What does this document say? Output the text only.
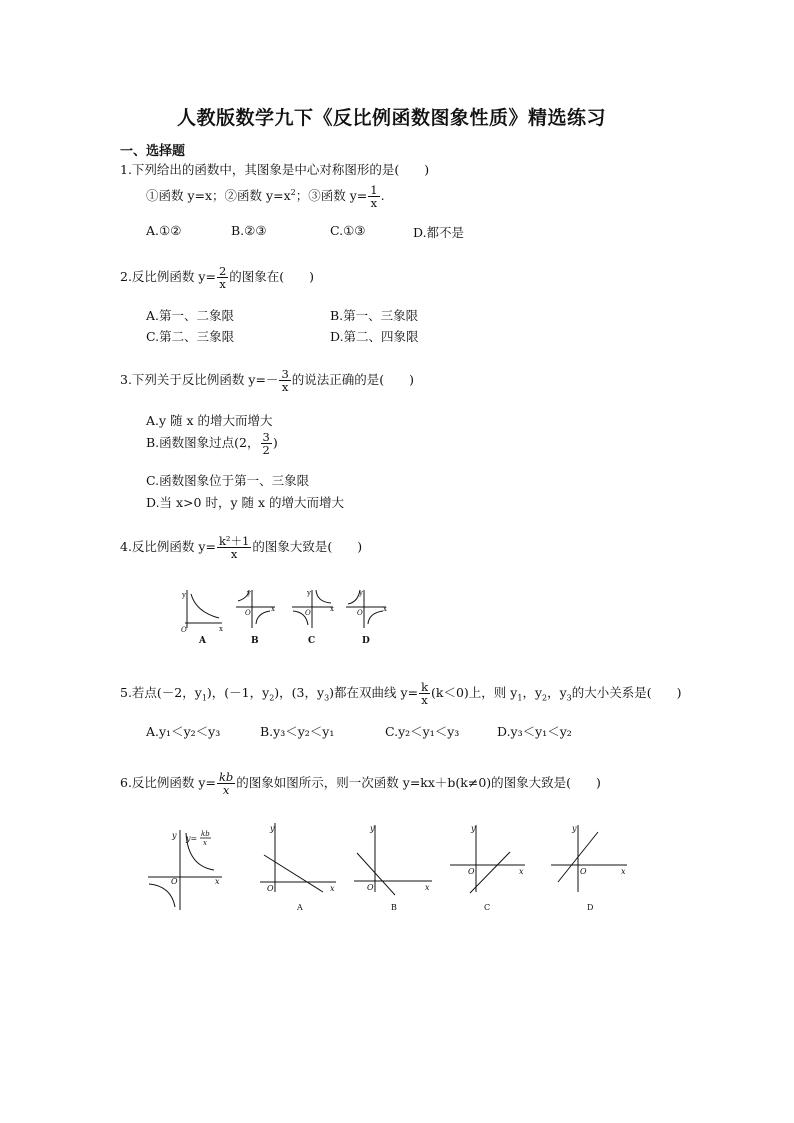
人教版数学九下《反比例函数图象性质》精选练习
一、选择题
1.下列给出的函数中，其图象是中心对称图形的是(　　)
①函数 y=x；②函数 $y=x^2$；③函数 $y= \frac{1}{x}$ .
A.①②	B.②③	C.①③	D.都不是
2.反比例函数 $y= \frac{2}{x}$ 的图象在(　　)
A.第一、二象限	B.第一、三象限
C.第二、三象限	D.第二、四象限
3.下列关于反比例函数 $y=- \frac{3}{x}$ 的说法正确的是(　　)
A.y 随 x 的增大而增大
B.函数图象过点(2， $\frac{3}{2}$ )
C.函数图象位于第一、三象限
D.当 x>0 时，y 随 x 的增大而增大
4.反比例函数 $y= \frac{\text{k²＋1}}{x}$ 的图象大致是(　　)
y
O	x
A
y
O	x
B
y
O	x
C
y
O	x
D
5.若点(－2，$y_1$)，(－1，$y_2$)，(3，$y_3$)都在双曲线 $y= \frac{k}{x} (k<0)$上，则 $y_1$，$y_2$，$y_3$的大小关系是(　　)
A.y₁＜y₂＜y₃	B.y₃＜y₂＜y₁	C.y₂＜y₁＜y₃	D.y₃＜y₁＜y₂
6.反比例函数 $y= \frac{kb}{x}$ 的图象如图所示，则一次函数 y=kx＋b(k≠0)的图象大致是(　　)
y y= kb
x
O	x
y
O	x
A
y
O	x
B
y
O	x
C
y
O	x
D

==========

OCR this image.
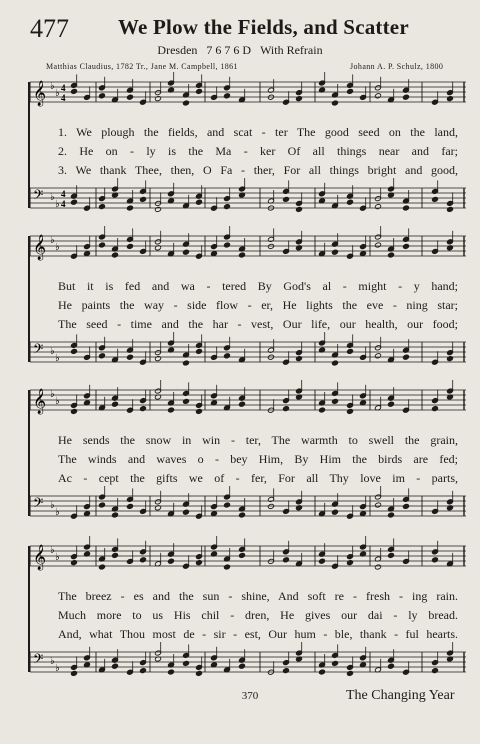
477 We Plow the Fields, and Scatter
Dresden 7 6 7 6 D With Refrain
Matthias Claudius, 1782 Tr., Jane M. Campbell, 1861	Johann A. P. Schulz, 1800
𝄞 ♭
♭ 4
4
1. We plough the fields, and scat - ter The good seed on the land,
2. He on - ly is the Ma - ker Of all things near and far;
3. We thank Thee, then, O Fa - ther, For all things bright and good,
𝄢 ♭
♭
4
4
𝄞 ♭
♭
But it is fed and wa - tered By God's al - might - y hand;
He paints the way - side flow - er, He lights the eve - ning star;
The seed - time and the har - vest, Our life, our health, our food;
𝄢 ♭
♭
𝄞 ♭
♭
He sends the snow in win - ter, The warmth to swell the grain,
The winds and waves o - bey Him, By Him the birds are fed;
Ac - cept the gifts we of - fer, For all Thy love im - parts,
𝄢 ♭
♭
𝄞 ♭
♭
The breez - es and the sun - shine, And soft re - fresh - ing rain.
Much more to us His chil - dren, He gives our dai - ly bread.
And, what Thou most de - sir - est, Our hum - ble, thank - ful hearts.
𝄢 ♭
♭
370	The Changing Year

==========

_WRITTEN INSTRUCTION:_ In the entries above, some lines may contain the string "的图象大致是"; report how many, without additional comment.

_TASK OUTPUT:_ 2